Dataset content:
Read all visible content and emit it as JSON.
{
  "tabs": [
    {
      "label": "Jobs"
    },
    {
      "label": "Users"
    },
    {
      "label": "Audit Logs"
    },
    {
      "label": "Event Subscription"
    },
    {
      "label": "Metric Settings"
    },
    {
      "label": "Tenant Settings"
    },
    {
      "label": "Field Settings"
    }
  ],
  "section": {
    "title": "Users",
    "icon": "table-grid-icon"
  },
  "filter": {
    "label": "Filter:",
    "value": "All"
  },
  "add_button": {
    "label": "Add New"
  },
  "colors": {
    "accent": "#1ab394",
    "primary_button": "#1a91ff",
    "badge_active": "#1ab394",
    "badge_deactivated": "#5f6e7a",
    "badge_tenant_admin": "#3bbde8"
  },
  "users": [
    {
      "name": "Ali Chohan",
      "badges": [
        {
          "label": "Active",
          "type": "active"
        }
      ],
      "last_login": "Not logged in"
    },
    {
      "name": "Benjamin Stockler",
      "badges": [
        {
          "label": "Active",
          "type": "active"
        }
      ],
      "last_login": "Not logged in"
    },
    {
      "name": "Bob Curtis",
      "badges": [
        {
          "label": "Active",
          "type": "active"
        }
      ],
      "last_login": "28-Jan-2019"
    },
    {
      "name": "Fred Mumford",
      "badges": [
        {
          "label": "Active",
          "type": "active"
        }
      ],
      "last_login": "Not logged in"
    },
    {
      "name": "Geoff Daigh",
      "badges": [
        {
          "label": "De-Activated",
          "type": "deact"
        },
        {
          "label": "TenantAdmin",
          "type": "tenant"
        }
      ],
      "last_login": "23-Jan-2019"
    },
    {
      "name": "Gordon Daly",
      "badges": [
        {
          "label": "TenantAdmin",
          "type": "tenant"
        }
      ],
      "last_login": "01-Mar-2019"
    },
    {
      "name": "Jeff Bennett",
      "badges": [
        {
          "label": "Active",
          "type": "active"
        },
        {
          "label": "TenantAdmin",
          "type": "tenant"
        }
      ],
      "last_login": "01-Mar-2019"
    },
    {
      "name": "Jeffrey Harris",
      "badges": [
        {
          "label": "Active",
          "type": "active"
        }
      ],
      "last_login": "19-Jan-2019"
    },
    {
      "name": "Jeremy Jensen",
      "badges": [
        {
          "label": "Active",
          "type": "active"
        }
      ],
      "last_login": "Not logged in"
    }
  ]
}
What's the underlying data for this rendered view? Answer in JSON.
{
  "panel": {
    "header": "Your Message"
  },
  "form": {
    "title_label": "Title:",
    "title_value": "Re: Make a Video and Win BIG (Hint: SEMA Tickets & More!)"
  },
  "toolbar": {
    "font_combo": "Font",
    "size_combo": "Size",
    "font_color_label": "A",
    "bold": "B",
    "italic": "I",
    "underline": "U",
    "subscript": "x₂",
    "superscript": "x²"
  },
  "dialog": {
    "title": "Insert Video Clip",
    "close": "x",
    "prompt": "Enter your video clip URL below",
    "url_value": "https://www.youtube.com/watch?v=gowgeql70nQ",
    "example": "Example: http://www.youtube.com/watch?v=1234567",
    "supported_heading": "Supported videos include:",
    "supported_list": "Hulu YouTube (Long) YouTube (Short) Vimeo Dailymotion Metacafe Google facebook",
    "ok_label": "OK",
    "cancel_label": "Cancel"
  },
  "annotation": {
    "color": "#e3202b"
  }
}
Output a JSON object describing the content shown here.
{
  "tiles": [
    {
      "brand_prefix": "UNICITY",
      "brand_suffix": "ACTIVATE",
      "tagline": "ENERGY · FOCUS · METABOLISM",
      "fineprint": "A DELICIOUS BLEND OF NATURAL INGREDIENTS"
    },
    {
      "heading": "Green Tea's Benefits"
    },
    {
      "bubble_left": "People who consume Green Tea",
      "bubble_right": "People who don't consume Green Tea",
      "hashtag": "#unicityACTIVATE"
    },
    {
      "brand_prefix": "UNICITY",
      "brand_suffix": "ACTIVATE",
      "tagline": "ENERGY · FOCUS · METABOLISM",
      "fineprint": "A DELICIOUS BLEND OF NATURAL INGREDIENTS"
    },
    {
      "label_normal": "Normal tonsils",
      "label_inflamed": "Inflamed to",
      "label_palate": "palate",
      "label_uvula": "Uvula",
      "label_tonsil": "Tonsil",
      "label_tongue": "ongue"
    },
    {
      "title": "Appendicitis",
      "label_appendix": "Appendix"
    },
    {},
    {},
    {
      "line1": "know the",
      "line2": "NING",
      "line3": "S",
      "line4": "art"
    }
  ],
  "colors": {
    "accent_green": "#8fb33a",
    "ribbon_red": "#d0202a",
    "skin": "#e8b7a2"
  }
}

Task brief: Every entry above needs to be quoted exactly.

Written answer:
Read all visible content and emit it as JSON.
{
  "tabs": [
    {
      "label": "Jobs"
    },
    {
      "label": "Users"
    },
    {
      "label": "Audit Logs"
    },
    {
      "label": "Event Subscription"
    },
    {
      "label": "Metric Settings"
    },
    {
      "label": "Tenant Settings"
    },
    {
      "label": "Field Settings"
    }
  ],
  "section": {
    "title": "Users",
    "icon": "table-grid-icon"
  },
  "filter": {
    "label": "Filter:",
    "value": "All"
  },
  "add_button": {
    "label": "Add New"
  },
  "colors": {
    "accent": "#1ab394",
    "primary_button": "#1a91ff",
    "badge_active": "#1ab394",
    "badge_deactivated": "#5f6e7a",
    "badge_tenant_admin": "#3bbde8"
  },
  "users": [
    {
      "name": "Ali Chohan",
      "badges": [
        {
          "label": "Active",
          "type": "active"
        }
      ],
      "last_login": "Not logged in"
    },
    {
      "name": "Benjamin Stockler",
      "badges": [
        {
          "label": "Active",
          "type": "active"
        }
      ],
      "last_login": "Not logged in"
    },
    {
      "name": "Bob Curtis",
      "badges": [
        {
          "label": "Active",
          "type": "active"
        }
      ],
      "last_login": "28-Jan-2019"
    },
    {
      "name": "Fred Mumford",
      "badges": [
        {
          "label": "Active",
          "type": "active"
        }
      ],
      "last_login": "Not logged in"
    },
    {
      "name": "Geoff Daigh",
      "badges": [
        {
          "label": "De-Activated",
          "type": "deact"
        },
        {
          "label": "TenantAdmin",
          "type": "tenant"
        }
      ],
      "last_login": "23-Jan-2019"
    },
    {
      "name": "Gordon Daly",
      "badges": [
        {
          "label": "TenantAdmin",
          "type": "tenant"
        }
      ],
      "last_login": "01-Mar-2019"
    },
    {
      "name": "Jeff Bennett",
      "badges": [
        {
          "label": "Active",
          "type": "active"
        },
        {
          "label": "TenantAdmin",
          "type": "tenant"
        }
      ],
      "last_login": "01-Mar-2019"
    },
    {
      "name": "Jeffrey Harris",
      "badges": [
        {
          "label": "Active",
          "type": "active"
        }
      ],
      "last_login": "19-Jan-2019"
    },
    {
      "name": "Jeremy Jensen",
      "badges": [
        {
          "label": "Active",
          "type": "active"
        }
      ],
      "last_login": "Not logged in"
    }
  ]
}
What's the underlying data for this rendered view? Answer in JSON.
{
  "panel": {
    "header": "Your Message"
  },
  "form": {
    "title_label": "Title:",
    "title_value": "Re: Make a Video and Win BIG (Hint: SEMA Tickets & More!)"
  },
  "toolbar": {
    "font_combo": "Font",
    "size_combo": "Size",
    "font_color_label": "A",
    "bold": "B",
    "italic": "I",
    "underline": "U",
    "subscript": "x₂",
    "superscript": "x²"
  },
  "dialog": {
    "title": "Insert Video Clip",
    "close": "x",
    "prompt": "Enter your video clip URL below",
    "url_value": "https://www.youtube.com/watch?v=gowgeql70nQ",
    "example": "Example: http://www.youtube.com/watch?v=1234567",
    "supported_heading": "Supported videos include:",
    "supported_list": "Hulu YouTube (Long) YouTube (Short) Vimeo Dailymotion Metacafe Google facebook",
    "ok_label": "OK",
    "cancel_label": "Cancel"
  },
  "annotation": {
    "color": "#e3202b"
  }
}
Output a JSON object describing the content shown here.
{
  "tiles": [
    {
      "brand_prefix": "UNICITY",
      "brand_suffix": "ACTIVATE",
      "tagline": "ENERGY · FOCUS · METABOLISM",
      "fineprint": "A DELICIOUS BLEND OF NATURAL INGREDIENTS"
    },
    {
      "heading": "Green Tea's Benefits"
    },
    {
      "bubble_left": "People who consume Green Tea",
      "bubble_right": "People who don't consume Green Tea",
      "hashtag": "#unicityACTIVATE"
    },
    {
      "brand_prefix": "UNICITY",
      "brand_suffix": "ACTIVATE",
      "tagline": "ENERGY · FOCUS · METABOLISM",
      "fineprint": "A DELICIOUS BLEND OF NATURAL INGREDIENTS"
    },
    {
      "label_normal": "Normal tonsils",
      "label_inflamed": "Inflamed to",
      "label_palate": "palate",
      "label_uvula": "Uvula",
      "label_tonsil": "Tonsil",
      "label_tongue": "ongue"
    },
    {
      "title": "Appendicitis",
      "label_appendix": "Appendix"
    },
    {},
    {},
    {
      "line1": "know the",
      "line2": "NING",
      "line3": "S",
      "line4": "art"
    }
  ],
  "colors": {
    "accent_green": "#8fb33a",
    "ribbon_red": "#d0202a",
    "skin": "#e8b7a2"
  }
}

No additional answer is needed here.